◆ Your objective ◆
Give nothing except the number of lines containing the word "JSON".

■ ■ ■ ■ ■

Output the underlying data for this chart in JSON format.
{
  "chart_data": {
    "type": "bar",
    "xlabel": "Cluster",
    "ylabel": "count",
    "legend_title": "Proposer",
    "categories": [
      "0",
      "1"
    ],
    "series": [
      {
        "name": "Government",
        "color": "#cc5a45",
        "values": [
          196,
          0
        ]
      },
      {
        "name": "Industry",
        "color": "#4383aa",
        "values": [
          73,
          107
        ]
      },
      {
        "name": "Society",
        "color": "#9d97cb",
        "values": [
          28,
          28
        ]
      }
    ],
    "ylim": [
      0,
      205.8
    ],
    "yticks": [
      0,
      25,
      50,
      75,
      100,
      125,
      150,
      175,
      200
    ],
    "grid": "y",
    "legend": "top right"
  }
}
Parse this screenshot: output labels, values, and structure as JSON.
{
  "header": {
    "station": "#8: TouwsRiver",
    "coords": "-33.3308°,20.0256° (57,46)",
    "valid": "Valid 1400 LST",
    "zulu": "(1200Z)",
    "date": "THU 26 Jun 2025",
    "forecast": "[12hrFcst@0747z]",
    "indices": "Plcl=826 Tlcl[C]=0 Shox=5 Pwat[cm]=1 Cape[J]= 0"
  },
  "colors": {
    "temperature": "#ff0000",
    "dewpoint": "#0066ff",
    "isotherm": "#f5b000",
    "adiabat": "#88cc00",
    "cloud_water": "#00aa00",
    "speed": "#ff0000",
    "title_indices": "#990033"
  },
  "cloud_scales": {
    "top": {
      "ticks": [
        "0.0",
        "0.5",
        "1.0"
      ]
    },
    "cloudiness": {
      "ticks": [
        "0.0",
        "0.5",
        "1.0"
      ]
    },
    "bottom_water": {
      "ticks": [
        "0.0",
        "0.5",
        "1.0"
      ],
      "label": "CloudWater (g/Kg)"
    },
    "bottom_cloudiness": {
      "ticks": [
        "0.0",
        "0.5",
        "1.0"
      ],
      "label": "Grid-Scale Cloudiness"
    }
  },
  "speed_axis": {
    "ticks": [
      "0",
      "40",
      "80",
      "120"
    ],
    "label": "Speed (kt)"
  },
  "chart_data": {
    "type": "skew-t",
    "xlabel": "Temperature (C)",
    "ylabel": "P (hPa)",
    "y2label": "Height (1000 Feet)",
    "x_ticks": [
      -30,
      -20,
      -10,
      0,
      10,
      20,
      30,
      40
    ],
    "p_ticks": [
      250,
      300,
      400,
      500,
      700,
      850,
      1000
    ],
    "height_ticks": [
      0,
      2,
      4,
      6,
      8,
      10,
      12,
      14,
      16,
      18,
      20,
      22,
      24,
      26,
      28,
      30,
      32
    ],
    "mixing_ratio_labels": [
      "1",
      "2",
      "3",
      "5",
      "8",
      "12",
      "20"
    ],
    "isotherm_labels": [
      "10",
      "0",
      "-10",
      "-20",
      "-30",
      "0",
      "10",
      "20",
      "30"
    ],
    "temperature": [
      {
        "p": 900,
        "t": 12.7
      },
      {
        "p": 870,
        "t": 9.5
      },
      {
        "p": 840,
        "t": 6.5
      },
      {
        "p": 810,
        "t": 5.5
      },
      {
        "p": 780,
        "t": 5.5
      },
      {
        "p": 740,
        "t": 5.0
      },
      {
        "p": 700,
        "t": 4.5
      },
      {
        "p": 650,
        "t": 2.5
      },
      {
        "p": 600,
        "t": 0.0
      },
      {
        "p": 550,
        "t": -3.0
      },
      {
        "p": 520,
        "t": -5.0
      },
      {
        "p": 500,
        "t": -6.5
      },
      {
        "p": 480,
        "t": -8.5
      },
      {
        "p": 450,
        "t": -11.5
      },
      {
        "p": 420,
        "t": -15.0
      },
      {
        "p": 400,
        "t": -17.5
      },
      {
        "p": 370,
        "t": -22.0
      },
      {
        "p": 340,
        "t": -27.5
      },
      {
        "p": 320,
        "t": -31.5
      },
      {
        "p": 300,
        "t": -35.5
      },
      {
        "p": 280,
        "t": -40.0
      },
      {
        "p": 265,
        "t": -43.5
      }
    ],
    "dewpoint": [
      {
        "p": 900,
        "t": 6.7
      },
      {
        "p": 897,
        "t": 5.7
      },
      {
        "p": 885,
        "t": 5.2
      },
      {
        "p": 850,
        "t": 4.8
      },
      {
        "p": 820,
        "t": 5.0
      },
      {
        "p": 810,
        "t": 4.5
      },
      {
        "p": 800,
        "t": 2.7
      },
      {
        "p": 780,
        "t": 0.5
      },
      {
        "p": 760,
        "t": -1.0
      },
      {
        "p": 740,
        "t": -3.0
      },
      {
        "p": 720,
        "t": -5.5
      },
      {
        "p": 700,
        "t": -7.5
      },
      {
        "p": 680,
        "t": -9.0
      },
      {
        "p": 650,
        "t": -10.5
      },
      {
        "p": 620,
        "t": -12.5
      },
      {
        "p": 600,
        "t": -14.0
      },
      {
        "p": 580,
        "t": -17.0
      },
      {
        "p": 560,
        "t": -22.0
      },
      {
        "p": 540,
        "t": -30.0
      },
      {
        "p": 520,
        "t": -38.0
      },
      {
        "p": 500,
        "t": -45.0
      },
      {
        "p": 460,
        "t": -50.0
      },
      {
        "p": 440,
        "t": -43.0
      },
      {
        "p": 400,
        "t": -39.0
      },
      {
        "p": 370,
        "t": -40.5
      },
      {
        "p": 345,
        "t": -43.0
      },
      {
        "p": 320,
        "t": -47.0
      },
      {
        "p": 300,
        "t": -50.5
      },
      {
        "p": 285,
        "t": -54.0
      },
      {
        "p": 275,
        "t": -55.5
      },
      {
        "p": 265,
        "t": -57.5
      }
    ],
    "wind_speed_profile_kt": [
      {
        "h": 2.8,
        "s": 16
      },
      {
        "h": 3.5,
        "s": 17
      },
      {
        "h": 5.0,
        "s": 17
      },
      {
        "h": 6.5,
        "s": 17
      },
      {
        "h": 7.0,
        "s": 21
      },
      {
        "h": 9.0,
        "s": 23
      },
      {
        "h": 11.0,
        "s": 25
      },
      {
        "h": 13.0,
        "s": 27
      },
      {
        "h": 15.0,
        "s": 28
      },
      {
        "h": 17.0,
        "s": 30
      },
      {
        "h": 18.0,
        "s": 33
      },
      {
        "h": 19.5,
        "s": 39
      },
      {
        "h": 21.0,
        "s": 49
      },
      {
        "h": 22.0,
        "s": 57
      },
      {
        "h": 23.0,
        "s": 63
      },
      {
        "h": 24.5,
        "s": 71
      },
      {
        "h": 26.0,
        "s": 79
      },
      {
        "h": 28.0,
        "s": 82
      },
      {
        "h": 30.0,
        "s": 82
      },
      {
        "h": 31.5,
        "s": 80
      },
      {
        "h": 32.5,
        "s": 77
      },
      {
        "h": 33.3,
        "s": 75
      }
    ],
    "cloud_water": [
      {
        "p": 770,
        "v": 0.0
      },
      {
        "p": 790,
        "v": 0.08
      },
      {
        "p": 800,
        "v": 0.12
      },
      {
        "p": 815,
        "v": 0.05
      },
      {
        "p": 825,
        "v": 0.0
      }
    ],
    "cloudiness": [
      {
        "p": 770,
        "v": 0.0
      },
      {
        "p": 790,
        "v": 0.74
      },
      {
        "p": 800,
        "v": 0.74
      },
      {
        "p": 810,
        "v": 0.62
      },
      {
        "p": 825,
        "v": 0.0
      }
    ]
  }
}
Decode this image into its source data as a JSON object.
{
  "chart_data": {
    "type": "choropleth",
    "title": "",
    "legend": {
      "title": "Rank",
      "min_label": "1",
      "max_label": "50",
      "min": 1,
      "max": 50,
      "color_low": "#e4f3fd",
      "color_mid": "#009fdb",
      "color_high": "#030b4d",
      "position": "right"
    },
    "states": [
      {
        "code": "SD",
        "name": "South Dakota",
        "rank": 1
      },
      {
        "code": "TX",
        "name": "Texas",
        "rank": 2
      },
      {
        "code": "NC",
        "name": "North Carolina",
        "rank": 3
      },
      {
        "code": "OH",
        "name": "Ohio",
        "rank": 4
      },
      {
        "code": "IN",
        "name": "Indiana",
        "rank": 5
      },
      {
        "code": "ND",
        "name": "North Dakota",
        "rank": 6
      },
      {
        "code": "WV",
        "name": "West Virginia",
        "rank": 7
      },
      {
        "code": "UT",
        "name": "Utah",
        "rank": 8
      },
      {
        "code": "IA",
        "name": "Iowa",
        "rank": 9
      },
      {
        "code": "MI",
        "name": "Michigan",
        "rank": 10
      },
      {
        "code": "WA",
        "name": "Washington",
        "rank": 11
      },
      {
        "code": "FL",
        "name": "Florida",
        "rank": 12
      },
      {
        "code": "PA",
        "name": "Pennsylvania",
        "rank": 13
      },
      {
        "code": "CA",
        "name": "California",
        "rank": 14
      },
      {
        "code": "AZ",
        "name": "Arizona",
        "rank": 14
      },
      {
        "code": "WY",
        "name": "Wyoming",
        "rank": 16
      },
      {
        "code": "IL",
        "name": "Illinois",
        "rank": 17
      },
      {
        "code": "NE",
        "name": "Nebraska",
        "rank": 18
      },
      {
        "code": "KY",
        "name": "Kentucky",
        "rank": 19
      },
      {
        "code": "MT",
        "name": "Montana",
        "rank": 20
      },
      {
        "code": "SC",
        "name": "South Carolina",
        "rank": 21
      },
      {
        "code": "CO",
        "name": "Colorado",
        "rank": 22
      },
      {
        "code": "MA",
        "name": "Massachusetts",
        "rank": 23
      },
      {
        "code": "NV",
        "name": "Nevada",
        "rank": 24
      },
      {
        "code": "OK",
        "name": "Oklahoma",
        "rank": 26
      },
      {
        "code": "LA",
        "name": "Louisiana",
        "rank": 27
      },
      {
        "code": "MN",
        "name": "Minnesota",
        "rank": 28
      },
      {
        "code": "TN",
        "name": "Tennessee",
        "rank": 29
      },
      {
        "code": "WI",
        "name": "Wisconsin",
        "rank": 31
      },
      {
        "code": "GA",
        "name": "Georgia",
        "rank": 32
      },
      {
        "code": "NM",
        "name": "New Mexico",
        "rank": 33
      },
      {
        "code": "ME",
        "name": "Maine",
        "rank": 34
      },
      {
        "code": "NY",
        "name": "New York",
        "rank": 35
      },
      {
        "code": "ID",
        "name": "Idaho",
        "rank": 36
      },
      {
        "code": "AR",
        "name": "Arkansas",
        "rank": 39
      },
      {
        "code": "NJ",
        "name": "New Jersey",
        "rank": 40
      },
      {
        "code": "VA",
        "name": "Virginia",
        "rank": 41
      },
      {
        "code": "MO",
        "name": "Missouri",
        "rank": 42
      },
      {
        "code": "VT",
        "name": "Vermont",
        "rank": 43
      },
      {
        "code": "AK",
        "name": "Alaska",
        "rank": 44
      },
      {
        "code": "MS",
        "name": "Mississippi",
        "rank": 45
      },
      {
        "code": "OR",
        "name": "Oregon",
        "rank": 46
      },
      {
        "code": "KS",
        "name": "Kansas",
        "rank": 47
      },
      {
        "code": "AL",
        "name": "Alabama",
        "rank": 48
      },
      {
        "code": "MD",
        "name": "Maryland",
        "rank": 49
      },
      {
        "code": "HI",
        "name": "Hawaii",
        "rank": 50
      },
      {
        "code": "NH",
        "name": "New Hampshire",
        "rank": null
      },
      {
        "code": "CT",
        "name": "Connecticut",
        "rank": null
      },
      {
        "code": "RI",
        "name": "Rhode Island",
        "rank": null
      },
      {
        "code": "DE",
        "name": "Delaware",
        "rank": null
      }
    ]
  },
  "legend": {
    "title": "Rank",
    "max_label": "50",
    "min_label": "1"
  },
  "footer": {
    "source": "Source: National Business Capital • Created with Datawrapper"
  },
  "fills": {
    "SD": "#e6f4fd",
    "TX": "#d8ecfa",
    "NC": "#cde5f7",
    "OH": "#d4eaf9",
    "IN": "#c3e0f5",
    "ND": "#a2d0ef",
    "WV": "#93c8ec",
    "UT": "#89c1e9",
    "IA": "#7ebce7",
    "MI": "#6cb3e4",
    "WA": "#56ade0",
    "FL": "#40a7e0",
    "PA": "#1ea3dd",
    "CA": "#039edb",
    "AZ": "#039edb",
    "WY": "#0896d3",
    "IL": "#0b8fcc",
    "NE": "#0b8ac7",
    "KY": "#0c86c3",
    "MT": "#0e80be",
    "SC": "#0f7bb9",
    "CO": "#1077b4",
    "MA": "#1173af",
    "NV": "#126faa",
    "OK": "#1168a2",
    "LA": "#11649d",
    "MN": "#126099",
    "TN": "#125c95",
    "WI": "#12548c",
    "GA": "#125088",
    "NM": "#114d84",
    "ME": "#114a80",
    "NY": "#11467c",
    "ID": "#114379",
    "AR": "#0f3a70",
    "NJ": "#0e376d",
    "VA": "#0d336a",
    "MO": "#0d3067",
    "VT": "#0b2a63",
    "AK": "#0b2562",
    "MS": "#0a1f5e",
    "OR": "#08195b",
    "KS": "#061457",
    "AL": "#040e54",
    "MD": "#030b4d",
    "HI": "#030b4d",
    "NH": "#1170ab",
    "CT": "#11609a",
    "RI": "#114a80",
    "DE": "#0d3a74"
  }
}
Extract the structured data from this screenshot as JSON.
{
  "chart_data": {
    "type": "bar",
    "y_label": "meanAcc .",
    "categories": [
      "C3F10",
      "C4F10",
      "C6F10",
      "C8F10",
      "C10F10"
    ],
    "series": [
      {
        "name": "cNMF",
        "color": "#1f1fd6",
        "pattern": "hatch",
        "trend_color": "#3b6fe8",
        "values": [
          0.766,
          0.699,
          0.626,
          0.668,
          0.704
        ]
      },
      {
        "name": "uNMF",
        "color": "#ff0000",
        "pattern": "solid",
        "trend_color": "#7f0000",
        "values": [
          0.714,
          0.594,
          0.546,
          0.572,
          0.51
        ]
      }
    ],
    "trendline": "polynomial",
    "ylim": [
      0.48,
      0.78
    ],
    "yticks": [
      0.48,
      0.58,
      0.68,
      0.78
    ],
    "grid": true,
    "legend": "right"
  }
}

■ ■ ■ ■ ■

◆ Reply to the exercise ◆
4